> [Supplied data]
-- begin --

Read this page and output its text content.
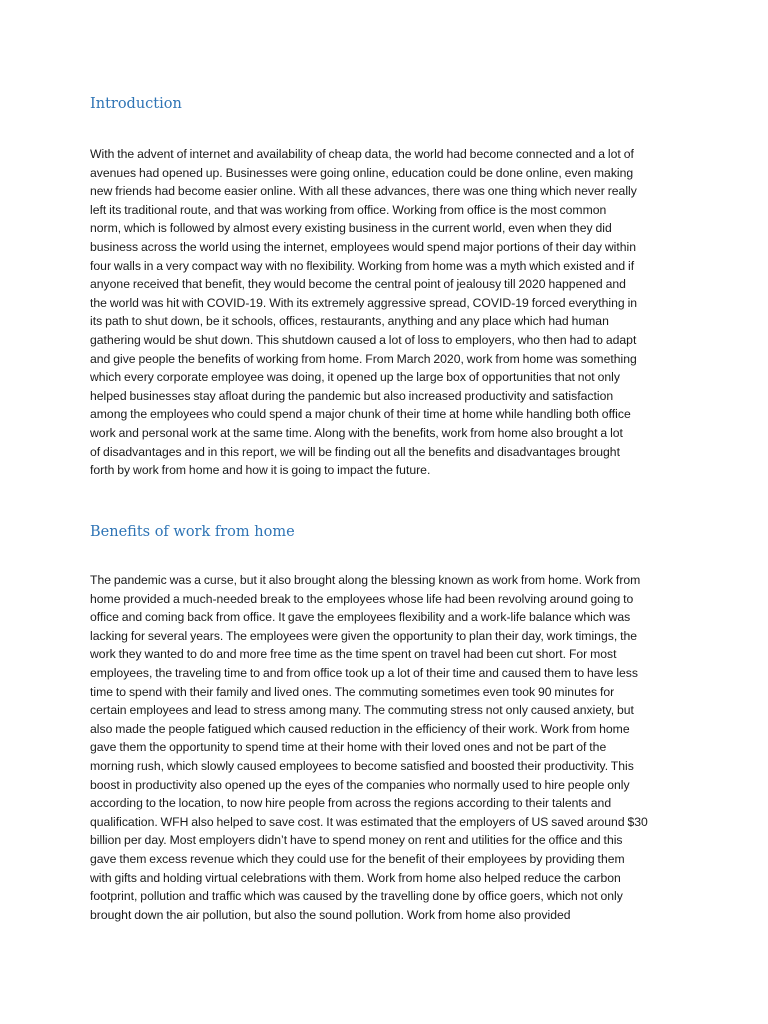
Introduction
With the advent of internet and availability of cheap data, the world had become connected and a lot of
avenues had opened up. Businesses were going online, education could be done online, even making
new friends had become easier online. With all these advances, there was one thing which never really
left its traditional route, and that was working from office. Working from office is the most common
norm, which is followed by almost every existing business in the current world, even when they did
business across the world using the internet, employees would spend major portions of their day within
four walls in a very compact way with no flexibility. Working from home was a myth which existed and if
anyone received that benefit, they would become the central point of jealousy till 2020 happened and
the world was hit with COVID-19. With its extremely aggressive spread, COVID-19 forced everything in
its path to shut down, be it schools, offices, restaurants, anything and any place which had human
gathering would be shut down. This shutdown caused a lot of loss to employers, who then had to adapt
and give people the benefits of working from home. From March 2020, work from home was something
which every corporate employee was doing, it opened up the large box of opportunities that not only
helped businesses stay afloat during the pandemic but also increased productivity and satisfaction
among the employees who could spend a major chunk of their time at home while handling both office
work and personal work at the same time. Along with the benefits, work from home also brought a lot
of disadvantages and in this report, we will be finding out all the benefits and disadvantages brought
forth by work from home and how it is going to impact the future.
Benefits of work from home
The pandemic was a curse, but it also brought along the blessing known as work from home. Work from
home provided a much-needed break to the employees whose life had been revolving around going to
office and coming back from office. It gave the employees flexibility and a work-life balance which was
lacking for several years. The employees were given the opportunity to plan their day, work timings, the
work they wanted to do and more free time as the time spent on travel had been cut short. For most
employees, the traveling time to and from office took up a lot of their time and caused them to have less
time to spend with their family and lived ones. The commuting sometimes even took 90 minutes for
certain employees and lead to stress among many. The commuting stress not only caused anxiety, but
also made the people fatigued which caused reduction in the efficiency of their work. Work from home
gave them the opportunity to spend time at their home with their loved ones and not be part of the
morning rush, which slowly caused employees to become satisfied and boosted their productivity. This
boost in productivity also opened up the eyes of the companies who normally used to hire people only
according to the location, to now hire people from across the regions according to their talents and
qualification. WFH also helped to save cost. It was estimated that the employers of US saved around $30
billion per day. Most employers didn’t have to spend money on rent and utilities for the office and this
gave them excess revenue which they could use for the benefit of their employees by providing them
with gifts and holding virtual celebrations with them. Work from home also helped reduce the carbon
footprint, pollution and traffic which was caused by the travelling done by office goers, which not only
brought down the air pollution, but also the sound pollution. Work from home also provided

-- end --

> [Work to be completed] Identify the lines above that contain the word "online", then copy them.

> [Completed task]
avenues had opened up. Businesses were going online, education could be done online, even making
new friends had become easier online. With all these advances, there was one thing which never really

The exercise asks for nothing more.